## RAW RECORDS
┌──

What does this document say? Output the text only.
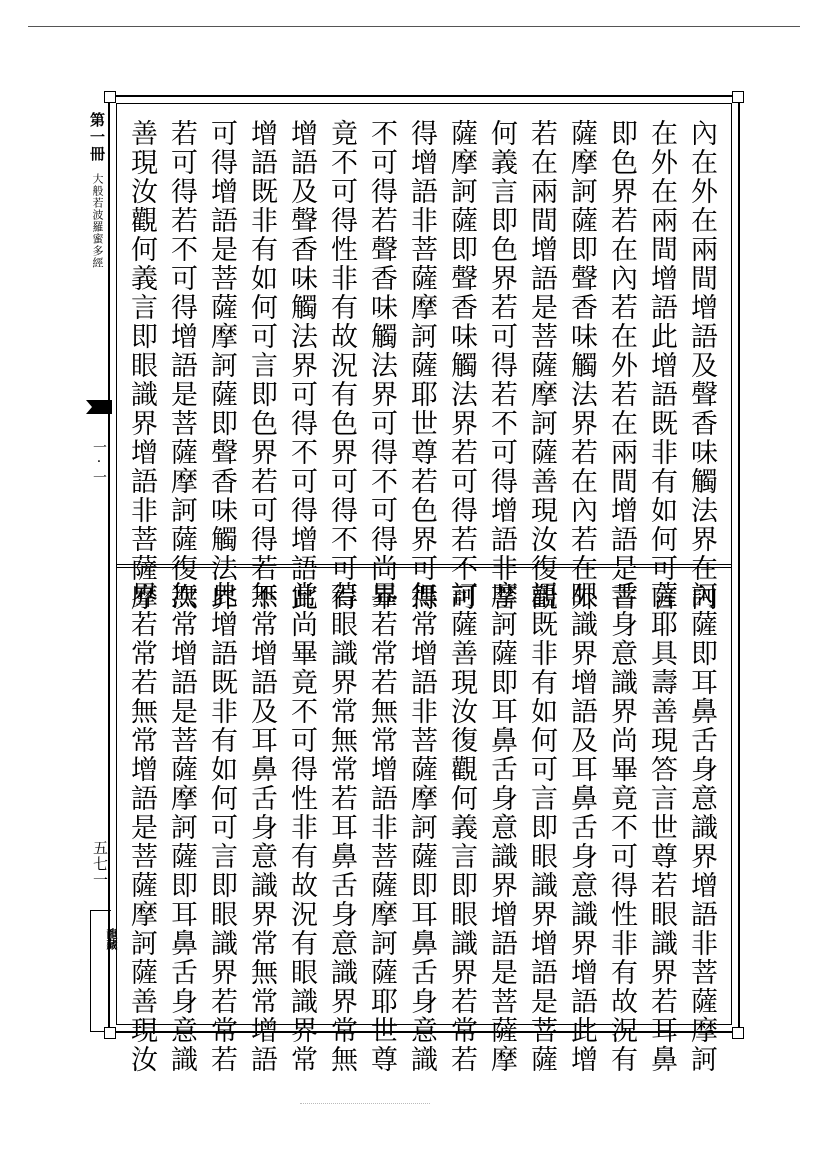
第一冊
大般若波羅蜜多經
一·一
五七一
龍藏
內在外在兩間增語及聲香味觸法界在內
在外在兩間增語此增語既非有如何可言
即色界若在內若在外若在兩間增語是菩
薩摩訶薩即聲香味觸法界若在內若在外
若在兩間增語是菩薩摩訶薩善現汝復觀
何義言即色界若可得若不可得增語非菩
薩摩訶薩即聲香味觸法界若可得若不可
得增語非菩薩摩訶薩耶世尊若色界可得
不可得若聲香味觸法界可得不可得尚畢
竟不可得性非有故況有色界可得不可得
增語及聲香味觸法界可得不可得增語此
增語既非有如何可言即色界若可得若不
可得增語是菩薩摩訶薩即聲香味觸法界
若可得若不可得增語是菩薩摩訶薩復次
善現汝觀何義言即眼識界增語非菩薩摩
訶薩即耳鼻舌身意識界增語非菩薩摩訶
薩耶具壽善現答言世尊若眼識界若耳鼻
舌身意識界尚畢竟不可得性非有故況有
眼識界增語及耳鼻舌身意識界增語此增
語既非有如何可言即眼識界增語是菩薩
摩訶薩即耳鼻舌身意識界增語是菩薩摩
訶薩善現汝復觀何義言即眼識界若常若
無常增語非菩薩摩訶薩即耳鼻舌身意識
界若常若無常增語非菩薩摩訶薩耶世尊
若眼識界常無常若耳鼻舌身意識界常無
常尚畢竟不可得性非有故況有眼識界常
無常增語及耳鼻舌身意識界常無常增語
此增語既非有如何可言即眼識界若常若
無常增語是菩薩摩訶薩即耳鼻舌身意識
界若常若無常增語是菩薩摩訶薩善現汝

└──

## DO THIS
Quote the data above in full and without alteration; skip the pictures.

## ANSWER
What does this document say? Output the text only.
第一冊
大般若波羅蜜多經
一·一
五七一
龍藏
內在外在兩間增語及聲香味觸法界在內
在外在兩間增語此增語既非有如何可言
即色界若在內若在外若在兩間增語是菩
薩摩訶薩即聲香味觸法界若在內若在外
若在兩間增語是菩薩摩訶薩善現汝復觀
何義言即色界若可得若不可得增語非菩
薩摩訶薩即聲香味觸法界若可得若不可
得增語非菩薩摩訶薩耶世尊若色界可得
不可得若聲香味觸法界可得不可得尚畢
竟不可得性非有故況有色界可得不可得
增語及聲香味觸法界可得不可得增語此
增語既非有如何可言即色界若可得若不
可得增語是菩薩摩訶薩即聲香味觸法界
若可得若不可得增語是菩薩摩訶薩復次
善現汝觀何義言即眼識界增語非菩薩摩
訶薩即耳鼻舌身意識界增語非菩薩摩訶
薩耶具壽善現答言世尊若眼識界若耳鼻
舌身意識界尚畢竟不可得性非有故況有
眼識界增語及耳鼻舌身意識界增語此增
語既非有如何可言即眼識界增語是菩薩
摩訶薩即耳鼻舌身意識界增語是菩薩摩
訶薩善現汝復觀何義言即眼識界若常若
無常增語非菩薩摩訶薩即耳鼻舌身意識
界若常若無常增語非菩薩摩訶薩耶世尊
若眼識界常無常若耳鼻舌身意識界常無
常尚畢竟不可得性非有故況有眼識界常
無常增語及耳鼻舌身意識界常無常增語
此增語既非有如何可言即眼識界若常若
無常增語是菩薩摩訶薩即耳鼻舌身意識
界若常若無常增語是菩薩摩訶薩善現汝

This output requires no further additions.